Task brief: Count how many lines hold the word "Google" and give that number as the whole answer.

Available data:
----------------------------------------

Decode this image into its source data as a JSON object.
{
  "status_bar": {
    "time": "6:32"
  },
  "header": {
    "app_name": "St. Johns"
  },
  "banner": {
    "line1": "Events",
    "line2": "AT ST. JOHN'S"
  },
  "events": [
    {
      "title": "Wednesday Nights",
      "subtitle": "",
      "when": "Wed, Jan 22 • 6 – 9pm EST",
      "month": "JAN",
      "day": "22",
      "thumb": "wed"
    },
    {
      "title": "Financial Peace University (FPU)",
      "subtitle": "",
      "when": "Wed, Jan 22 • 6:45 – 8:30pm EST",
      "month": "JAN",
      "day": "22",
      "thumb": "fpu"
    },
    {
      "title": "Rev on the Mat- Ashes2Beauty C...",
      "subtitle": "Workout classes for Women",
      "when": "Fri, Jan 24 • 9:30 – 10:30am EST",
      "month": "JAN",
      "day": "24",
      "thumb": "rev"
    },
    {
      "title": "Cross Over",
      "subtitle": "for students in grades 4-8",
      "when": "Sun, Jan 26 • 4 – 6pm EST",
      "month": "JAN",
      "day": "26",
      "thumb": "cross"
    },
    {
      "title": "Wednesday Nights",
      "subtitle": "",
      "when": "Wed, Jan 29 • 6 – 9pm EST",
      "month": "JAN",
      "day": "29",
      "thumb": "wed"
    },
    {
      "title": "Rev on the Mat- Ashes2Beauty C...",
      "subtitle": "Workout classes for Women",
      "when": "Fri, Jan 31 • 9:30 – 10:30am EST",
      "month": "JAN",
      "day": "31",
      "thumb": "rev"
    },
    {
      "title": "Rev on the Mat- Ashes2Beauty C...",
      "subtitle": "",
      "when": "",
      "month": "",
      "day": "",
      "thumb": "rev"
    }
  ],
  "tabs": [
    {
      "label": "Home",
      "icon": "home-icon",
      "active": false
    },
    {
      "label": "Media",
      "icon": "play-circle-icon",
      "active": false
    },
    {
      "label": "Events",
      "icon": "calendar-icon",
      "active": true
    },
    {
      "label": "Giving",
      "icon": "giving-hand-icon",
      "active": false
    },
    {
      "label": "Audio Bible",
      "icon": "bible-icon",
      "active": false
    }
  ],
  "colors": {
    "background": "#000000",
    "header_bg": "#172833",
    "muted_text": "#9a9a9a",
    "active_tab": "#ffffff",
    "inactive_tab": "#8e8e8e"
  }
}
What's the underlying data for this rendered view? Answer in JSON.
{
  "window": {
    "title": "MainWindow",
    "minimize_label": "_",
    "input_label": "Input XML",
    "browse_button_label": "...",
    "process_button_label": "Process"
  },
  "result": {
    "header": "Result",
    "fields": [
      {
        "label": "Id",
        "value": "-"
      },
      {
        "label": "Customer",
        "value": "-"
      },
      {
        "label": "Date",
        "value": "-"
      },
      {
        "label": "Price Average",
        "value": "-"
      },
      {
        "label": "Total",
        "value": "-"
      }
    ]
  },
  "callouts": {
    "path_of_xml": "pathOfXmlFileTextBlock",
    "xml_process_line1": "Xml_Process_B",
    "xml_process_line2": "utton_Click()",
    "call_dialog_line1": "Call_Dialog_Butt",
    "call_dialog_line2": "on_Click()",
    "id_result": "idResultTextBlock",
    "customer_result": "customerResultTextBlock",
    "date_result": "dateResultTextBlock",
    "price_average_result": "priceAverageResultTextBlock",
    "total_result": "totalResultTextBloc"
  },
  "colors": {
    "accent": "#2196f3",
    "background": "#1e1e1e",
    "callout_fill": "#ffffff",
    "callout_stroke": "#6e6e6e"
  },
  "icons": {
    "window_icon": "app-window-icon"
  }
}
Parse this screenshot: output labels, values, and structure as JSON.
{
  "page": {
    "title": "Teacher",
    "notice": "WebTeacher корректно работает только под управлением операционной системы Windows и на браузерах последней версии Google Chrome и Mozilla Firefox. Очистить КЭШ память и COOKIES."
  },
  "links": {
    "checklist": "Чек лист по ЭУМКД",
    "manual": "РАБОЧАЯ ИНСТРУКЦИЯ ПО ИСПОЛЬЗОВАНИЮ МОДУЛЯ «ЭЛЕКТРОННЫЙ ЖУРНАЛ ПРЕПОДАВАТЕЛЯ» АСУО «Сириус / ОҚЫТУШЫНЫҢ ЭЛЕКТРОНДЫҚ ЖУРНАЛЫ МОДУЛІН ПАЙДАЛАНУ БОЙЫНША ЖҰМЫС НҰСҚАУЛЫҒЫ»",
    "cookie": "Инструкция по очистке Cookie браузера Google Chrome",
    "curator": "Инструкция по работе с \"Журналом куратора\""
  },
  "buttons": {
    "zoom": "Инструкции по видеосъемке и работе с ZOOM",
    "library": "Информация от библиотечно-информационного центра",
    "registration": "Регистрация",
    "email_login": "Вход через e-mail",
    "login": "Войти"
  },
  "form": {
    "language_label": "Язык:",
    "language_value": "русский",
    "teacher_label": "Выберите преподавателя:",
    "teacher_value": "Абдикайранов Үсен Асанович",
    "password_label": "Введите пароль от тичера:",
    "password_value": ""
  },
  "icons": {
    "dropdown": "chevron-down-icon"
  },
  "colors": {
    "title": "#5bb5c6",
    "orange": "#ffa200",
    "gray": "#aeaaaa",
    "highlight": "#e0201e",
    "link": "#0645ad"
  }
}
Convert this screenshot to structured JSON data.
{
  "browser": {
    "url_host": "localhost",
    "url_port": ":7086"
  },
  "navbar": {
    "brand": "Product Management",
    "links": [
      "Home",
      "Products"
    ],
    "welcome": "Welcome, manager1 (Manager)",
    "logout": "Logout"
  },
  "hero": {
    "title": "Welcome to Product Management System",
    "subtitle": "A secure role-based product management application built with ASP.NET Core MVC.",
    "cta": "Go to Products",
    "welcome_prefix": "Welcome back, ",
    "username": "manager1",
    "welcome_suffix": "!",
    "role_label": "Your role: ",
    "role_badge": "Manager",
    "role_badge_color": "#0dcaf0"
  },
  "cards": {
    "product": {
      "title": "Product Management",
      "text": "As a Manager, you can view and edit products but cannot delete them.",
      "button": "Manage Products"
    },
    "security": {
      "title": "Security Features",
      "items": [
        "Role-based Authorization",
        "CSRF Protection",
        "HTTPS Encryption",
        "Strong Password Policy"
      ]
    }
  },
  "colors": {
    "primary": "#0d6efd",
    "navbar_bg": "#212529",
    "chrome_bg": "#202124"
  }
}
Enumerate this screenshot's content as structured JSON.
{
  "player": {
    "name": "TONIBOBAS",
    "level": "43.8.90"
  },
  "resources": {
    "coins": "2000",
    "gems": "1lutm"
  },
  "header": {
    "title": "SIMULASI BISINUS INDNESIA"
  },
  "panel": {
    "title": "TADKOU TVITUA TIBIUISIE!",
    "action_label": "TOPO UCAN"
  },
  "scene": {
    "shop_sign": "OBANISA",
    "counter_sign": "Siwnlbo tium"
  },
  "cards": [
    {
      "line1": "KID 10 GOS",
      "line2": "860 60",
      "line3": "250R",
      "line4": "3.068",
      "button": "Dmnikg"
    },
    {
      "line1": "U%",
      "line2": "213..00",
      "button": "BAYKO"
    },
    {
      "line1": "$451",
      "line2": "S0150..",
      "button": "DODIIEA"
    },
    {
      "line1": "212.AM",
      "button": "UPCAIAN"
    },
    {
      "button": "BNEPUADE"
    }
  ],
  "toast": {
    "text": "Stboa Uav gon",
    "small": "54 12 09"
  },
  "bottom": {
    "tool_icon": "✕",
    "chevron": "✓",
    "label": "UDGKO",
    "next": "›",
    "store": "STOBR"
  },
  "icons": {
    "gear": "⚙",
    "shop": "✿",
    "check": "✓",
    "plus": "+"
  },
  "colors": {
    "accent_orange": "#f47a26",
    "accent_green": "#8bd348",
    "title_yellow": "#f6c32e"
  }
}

----------------------------------------

The reply: 2